What is being asked: Count every line that holds the string "zelené", then give that number alone.

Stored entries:
==================================================

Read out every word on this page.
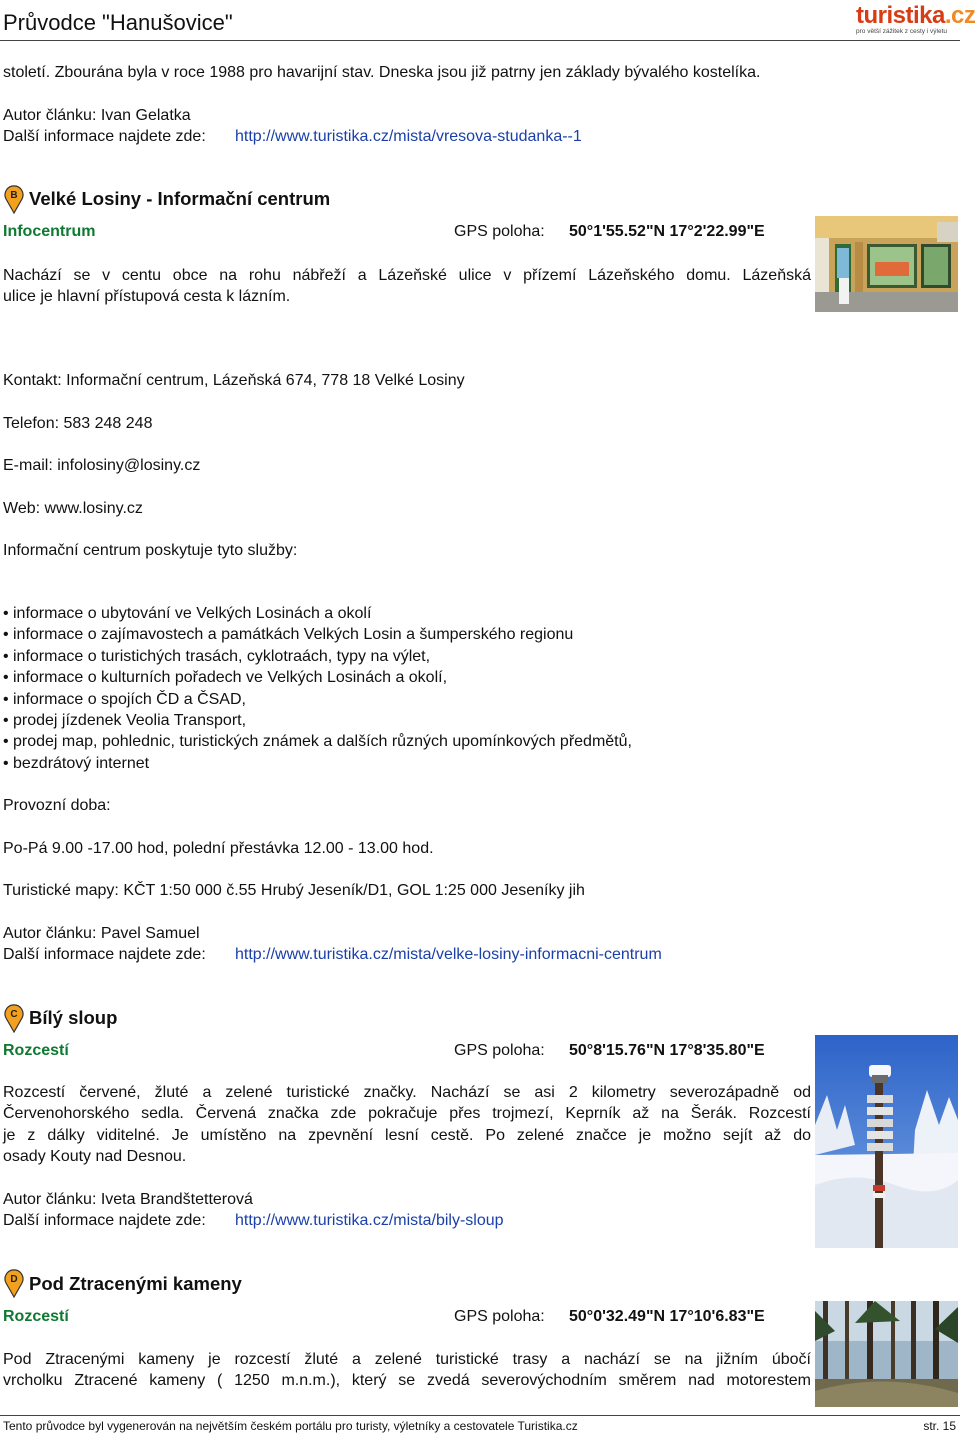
Průvodce "Hanušovice"	turistika.cz
pro větší zážitek z cesty i výletu
století. Zbourána byla v roce 1988 pro havarijní stav. Dneska jsou již patrny jen základy bývalého kostelíka.
Autor článku: Ivan Gelatka
Další informace najdete zde: http://www.turistika.cz/mista/vresova-studanka--1
B Velké Losiny - Informační centrum
Infocentrum	GPS poloha: 50°1'55.52"N 17°2'22.99"E
Nachází se v centu obce na rohu nábřeží a Lázeňské ulice v přízemí Lázeňského domu. Lázeňská
ulice je hlavní přístupová cesta k lázním.
Kontakt: Informační centrum, Lázeňská 674, 778 18 Velké Losiny
Telefon: 583 248 248
E-mail: infolosiny@losiny.cz
Web: www.losiny.cz
Informační centrum poskytuje tyto služby:
• informace o ubytování ve Velkých Losinách a okolí
• informace o zajímavostech a památkách Velkých Losin a šumperského regionu
• informace o turistichých trasách, cyklotraách, typy na výlet,
• informace o kulturních pořadech ve Velkých Losinách a okolí,
• informace o spojích ČD a ČSAD,
• prodej jízdenek Veolia Transport,
• prodej map, pohlednic, turistických známek a dalších různých upomínkových předmětů,
• bezdrátový internet
Provozní doba:
Po-Pá 9.00 -17.00 hod, polední přestávka 12.00 - 13.00 hod.
Turistické mapy: KČT 1:50 000 č.55 Hrubý Jeseník/D1, GOL 1:25 000 Jeseníky jih
Autor článku: Pavel Samuel
Další informace najdete zde: http://www.turistika.cz/mista/velke-losiny-informacni-centrum
C Bílý sloup
Rozcestí	GPS poloha: 50°8'15.76"N 17°8'35.80"E
Rozcestí červené, žluté a zelené turistické značky. Nachází se asi 2 kilometry severozápadně od
Červenohorského sedla. Červená značka zde pokračuje přes trojmezí, Keprník až na Šerák. Rozcestí
je z dálky viditelné. Je umístěno na zpevnění lesní cestě. Po zelené značce je možno sejít až do
osady Kouty nad Desnou.
Autor článku: Iveta Brandštetterová
Další informace najdete zde: http://www.turistika.cz/mista/bily-sloup
D Pod Ztracenými kameny
Rozcestí	GPS poloha: 50°0'32.49"N 17°10'6.83"E
Pod Ztracenými kameny je rozcestí žluté a zelené turistické trasy a nachází se na jižním úbočí
vrcholku Ztracené kameny ( 1250 m.n.m.), který se zvedá severovýchodním směrem nad motorestem
Tento průvodce byl vygenerován na největším českém portálu pro turisty, výletníky a cestovatele Turistika.cz	str. 15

==================================================

Answer below: 3